Dataset entries on figures:
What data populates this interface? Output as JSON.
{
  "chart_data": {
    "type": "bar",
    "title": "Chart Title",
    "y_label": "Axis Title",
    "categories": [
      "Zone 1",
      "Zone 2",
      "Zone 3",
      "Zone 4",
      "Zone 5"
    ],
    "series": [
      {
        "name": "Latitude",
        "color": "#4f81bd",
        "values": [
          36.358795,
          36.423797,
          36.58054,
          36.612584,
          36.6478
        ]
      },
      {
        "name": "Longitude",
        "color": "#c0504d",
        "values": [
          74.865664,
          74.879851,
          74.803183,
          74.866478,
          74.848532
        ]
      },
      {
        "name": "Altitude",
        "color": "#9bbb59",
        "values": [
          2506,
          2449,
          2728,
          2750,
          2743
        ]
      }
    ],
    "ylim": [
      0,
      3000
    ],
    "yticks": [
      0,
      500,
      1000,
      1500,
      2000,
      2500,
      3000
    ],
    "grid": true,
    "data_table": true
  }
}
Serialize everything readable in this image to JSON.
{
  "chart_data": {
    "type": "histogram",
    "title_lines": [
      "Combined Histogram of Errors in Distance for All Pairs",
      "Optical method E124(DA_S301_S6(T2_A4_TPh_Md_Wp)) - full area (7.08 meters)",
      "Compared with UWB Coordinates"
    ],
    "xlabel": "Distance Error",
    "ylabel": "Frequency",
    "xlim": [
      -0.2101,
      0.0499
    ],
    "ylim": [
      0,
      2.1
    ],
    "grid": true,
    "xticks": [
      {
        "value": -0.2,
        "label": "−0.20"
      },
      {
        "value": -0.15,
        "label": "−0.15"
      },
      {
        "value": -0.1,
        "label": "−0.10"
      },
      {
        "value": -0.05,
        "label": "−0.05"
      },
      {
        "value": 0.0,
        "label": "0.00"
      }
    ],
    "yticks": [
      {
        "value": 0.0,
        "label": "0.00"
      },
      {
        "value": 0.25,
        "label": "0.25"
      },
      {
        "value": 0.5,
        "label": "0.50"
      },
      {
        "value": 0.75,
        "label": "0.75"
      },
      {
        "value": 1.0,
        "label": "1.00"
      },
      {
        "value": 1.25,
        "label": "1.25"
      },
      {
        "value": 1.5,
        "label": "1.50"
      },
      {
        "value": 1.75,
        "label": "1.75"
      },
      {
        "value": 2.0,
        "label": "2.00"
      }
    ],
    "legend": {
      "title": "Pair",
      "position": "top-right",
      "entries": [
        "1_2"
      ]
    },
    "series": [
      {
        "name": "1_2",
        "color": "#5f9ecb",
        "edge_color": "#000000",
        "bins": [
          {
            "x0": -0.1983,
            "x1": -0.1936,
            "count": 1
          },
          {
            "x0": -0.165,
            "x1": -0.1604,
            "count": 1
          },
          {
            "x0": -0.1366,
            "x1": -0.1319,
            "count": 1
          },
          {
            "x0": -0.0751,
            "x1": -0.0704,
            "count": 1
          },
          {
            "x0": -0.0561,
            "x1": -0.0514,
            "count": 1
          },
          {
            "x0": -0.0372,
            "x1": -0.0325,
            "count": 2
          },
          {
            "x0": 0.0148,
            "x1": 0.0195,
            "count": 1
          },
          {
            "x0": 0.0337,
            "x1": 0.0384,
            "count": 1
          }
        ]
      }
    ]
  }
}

### Problem to solve
Send back all of the entries exactly, with nothing missing.

### Output for this task
What data populates this interface? Output as JSON.
{
  "chart_data": {
    "type": "bar",
    "title": "Chart Title",
    "y_label": "Axis Title",
    "categories": [
      "Zone 1",
      "Zone 2",
      "Zone 3",
      "Zone 4",
      "Zone 5"
    ],
    "series": [
      {
        "name": "Latitude",
        "color": "#4f81bd",
        "values": [
          36.358795,
          36.423797,
          36.58054,
          36.612584,
          36.6478
        ]
      },
      {
        "name": "Longitude",
        "color": "#c0504d",
        "values": [
          74.865664,
          74.879851,
          74.803183,
          74.866478,
          74.848532
        ]
      },
      {
        "name": "Altitude",
        "color": "#9bbb59",
        "values": [
          2506,
          2449,
          2728,
          2750,
          2743
        ]
      }
    ],
    "ylim": [
      0,
      3000
    ],
    "yticks": [
      0,
      500,
      1000,
      1500,
      2000,
      2500,
      3000
    ],
    "grid": true,
    "data_table": true
  }
}
Serialize everything readable in this image to JSON.
{
  "chart_data": {
    "type": "histogram",
    "title_lines": [
      "Combined Histogram of Errors in Distance for All Pairs",
      "Optical method E124(DA_S301_S6(T2_A4_TPh_Md_Wp)) - full area (7.08 meters)",
      "Compared with UWB Coordinates"
    ],
    "xlabel": "Distance Error",
    "ylabel": "Frequency",
    "xlim": [
      -0.2101,
      0.0499
    ],
    "ylim": [
      0,
      2.1
    ],
    "grid": true,
    "xticks": [
      {
        "value": -0.2,
        "label": "−0.20"
      },
      {
        "value": -0.15,
        "label": "−0.15"
      },
      {
        "value": -0.1,
        "label": "−0.10"
      },
      {
        "value": -0.05,
        "label": "−0.05"
      },
      {
        "value": 0.0,
        "label": "0.00"
      }
    ],
    "yticks": [
      {
        "value": 0.0,
        "label": "0.00"
      },
      {
        "value": 0.25,
        "label": "0.25"
      },
      {
        "value": 0.5,
        "label": "0.50"
      },
      {
        "value": 0.75,
        "label": "0.75"
      },
      {
        "value": 1.0,
        "label": "1.00"
      },
      {
        "value": 1.25,
        "label": "1.25"
      },
      {
        "value": 1.5,
        "label": "1.50"
      },
      {
        "value": 1.75,
        "label": "1.75"
      },
      {
        "value": 2.0,
        "label": "2.00"
      }
    ],
    "legend": {
      "title": "Pair",
      "position": "top-right",
      "entries": [
        "1_2"
      ]
    },
    "series": [
      {
        "name": "1_2",
        "color": "#5f9ecb",
        "edge_color": "#000000",
        "bins": [
          {
            "x0": -0.1983,
            "x1": -0.1936,
            "count": 1
          },
          {
            "x0": -0.165,
            "x1": -0.1604,
            "count": 1
          },
          {
            "x0": -0.1366,
            "x1": -0.1319,
            "count": 1
          },
          {
            "x0": -0.0751,
            "x1": -0.0704,
            "count": 1
          },
          {
            "x0": -0.0561,
            "x1": -0.0514,
            "count": 1
          },
          {
            "x0": -0.0372,
            "x1": -0.0325,
            "count": 2
          },
          {
            "x0": 0.0148,
            "x1": 0.0195,
            "count": 1
          },
          {
            "x0": 0.0337,
            "x1": 0.0384,
            "count": 1
          }
        ]
      }
    ]
  }
}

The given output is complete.